▶ **Problem statement**: List each line of the data that holds the word "SUPPORT".

(Collected data)
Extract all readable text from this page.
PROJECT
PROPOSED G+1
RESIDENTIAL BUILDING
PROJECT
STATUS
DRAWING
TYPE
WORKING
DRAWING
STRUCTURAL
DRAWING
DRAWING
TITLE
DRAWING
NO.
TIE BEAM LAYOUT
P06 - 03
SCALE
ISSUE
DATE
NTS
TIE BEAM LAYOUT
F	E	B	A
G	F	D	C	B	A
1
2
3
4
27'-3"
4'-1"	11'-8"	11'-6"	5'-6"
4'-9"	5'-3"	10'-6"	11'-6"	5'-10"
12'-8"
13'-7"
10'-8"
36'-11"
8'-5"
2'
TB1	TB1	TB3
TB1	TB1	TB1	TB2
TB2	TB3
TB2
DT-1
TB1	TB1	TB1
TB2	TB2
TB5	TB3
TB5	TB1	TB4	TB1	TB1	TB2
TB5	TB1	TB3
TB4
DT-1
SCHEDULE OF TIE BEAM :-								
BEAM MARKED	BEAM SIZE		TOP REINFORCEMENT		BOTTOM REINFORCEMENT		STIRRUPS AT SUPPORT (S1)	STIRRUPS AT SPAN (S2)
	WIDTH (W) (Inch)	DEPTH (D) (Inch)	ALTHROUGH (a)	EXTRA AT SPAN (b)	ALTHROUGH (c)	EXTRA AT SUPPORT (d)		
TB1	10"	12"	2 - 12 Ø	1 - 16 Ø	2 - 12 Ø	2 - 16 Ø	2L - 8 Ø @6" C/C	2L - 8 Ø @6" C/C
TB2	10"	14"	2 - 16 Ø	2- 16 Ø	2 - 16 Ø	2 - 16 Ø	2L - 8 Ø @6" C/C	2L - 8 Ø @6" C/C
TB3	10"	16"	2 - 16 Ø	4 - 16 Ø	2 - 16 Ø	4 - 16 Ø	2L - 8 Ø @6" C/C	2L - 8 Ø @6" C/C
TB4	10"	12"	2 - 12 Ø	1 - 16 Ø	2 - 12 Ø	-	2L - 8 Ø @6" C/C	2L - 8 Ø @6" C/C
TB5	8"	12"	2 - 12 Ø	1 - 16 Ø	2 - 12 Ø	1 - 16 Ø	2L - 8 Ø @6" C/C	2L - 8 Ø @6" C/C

▶ **Problem solution**:
BEAM MARKED	BEAM SIZE		TOP REINFORCEMENT		BOTTOM REINFORCEMENT		STIRRUPS AT SUPPORT (S1)	STIRRUPS AT SPAN (S2)
	WIDTH (W) (Inch)	DEPTH (D) (Inch)	ALTHROUGH (a)	EXTRA AT SPAN (b)	ALTHROUGH (c)	EXTRA AT SUPPORT (d)		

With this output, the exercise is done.